_ENTRIES:_
■ ■ ■ ■ ■

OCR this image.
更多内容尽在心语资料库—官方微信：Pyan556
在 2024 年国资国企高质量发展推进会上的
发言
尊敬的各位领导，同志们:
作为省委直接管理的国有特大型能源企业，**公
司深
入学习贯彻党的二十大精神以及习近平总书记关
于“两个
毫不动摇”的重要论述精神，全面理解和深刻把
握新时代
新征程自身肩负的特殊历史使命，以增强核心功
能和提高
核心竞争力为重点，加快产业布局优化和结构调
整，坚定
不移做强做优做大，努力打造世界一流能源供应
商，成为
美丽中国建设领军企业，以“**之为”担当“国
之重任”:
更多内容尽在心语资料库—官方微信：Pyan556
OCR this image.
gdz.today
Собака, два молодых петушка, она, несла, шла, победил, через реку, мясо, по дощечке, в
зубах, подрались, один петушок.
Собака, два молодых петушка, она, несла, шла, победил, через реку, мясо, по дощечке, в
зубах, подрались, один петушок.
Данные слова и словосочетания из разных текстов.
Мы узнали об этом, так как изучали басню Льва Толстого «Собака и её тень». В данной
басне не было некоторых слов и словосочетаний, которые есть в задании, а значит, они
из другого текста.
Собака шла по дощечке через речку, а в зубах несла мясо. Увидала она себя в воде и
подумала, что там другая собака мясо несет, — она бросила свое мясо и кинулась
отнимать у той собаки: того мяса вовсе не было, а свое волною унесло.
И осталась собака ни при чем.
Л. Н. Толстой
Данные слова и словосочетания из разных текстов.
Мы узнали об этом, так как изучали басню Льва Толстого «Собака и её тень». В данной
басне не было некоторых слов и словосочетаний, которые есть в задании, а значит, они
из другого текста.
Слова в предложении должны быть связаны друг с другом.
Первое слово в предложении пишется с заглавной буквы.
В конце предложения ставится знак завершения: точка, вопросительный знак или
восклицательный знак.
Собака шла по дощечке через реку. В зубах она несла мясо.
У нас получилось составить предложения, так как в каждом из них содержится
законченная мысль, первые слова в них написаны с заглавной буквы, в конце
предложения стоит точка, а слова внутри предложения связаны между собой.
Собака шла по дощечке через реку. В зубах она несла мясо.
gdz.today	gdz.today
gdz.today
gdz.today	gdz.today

■ ■ ■ ■ ■

_EXERCISE DIRECTIONS:_ Lines that hold the word "буквы" are the ones to return, every one of them.

_SOLUTION:_
Первое слово в предложении пишется с заглавной буквы.
законченная мысль, первые слова в них написаны с заглавной буквы, в конце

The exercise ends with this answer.